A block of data
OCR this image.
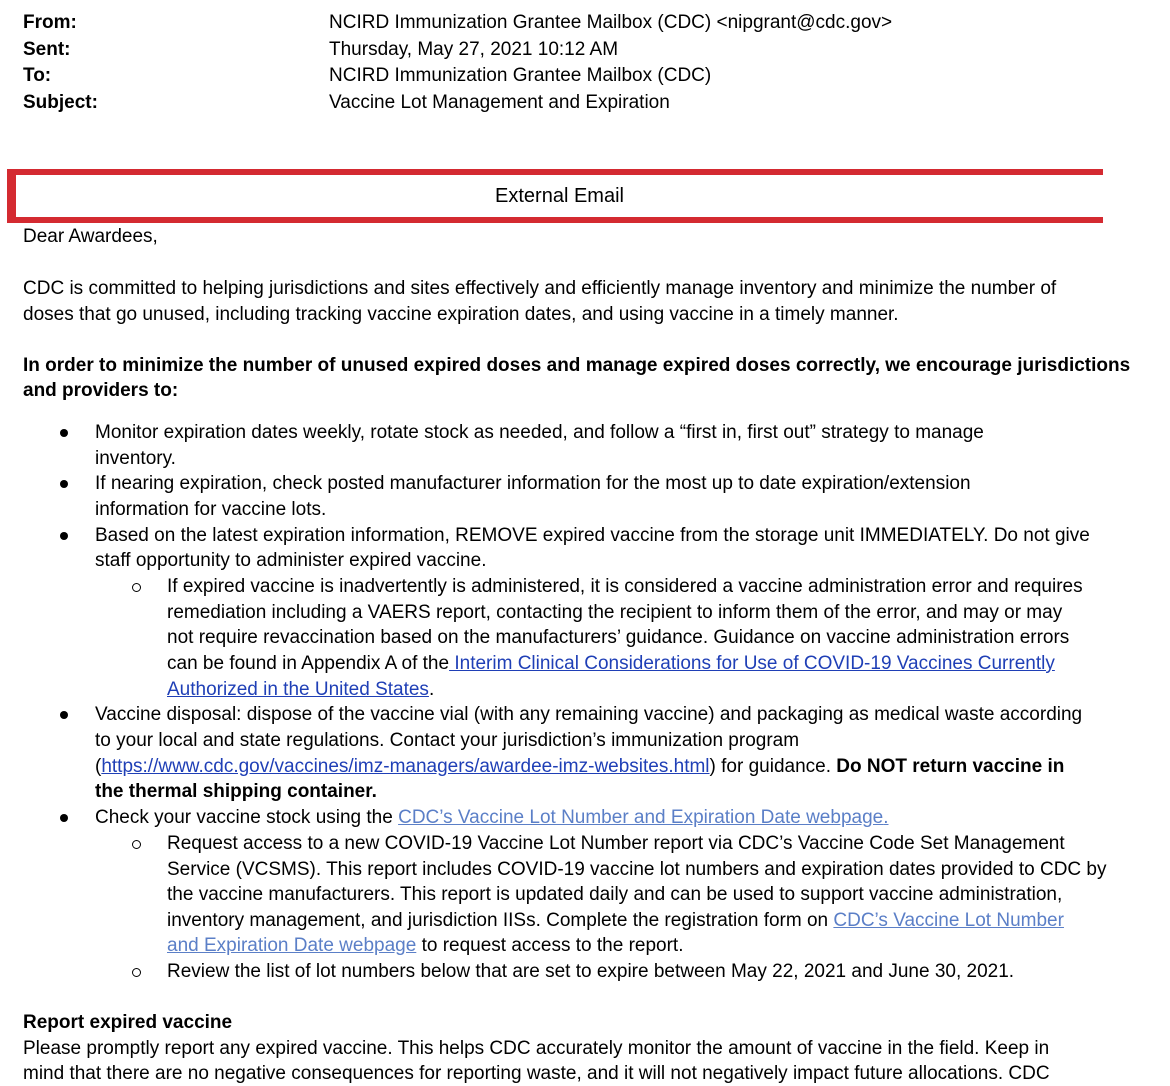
From:	NCIRD Immunization Grantee Mailbox (CDC) <nipgrant@cdc.gov>
Sent:	Thursday, May 27, 2021 10:12 AM
To:	NCIRD Immunization Grantee Mailbox (CDC)
Subject:	Vaccine Lot Management and Expiration
External Email
Dear Awardees,
CDC is committed to helping jurisdictions and sites effectively and efficiently manage inventory and minimize the number of
doses that go unused, including tracking vaccine expiration dates, and using vaccine in a timely manner.
In order to minimize the number of unused expired doses and manage expired doses correctly, we encourage jurisdictions
and providers to:
Monitor expiration dates weekly, rotate stock as needed, and follow a “first in, first out” strategy to manage
inventory.
If nearing expiration, check posted manufacturer information for the most up to date expiration/extension
information for vaccine lots.
Based on the latest expiration information, REMOVE expired vaccine from the storage unit IMMEDIATELY. Do not give
staff opportunity to administer expired vaccine.
If expired vaccine is inadvertently is administered, it is considered a vaccine administration error and requires
remediation including a VAERS report, contacting the recipient to inform them of the error, and may or may
not require revaccination based on the manufacturers’ guidance. Guidance on vaccine administration errors
can be found in Appendix A of the Interim Clinical Considerations for Use of COVID-19 Vaccines Currently
Authorized in the United States.
Vaccine disposal: dispose of the vaccine vial (with any remaining vaccine) and packaging as medical waste according
to your local and state regulations. Contact your jurisdiction’s immunization program
(https://www.cdc.gov/vaccines/imz-managers/awardee-imz-websites.html) for guidance. Do NOT return vaccine in
the thermal shipping container.
Check your vaccine stock using the CDC’s Vaccine Lot Number and Expiration Date webpage.
Request access to a new COVID-19 Vaccine Lot Number report via CDC’s Vaccine Code Set Management
Service (VCSMS). This report includes COVID-19 vaccine lot numbers and expiration dates provided to CDC by
the vaccine manufacturers. This report is updated daily and can be used to support vaccine administration,
inventory management, and jurisdiction IISs. Complete the registration form on CDC’s Vaccine Lot Number
and Expiration Date webpage to request access to the report.
Review the list of lot numbers below that are set to expire between May 22, 2021 and June 30, 2021.
Report expired vaccine
Please promptly report any expired vaccine. This helps CDC accurately monitor the amount of vaccine in the field. Keep in
mind that there are no negative consequences for reporting waste, and it will not negatively impact future allocations. CDC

■ **Your task**
List every line from the entries above in which "NCIRD" appears.

■ **Response to the task**
From:	NCIRD Immunization Grantee Mailbox (CDC) <nipgrant@cdc.gov>
To:	NCIRD Immunization Grantee Mailbox (CDC)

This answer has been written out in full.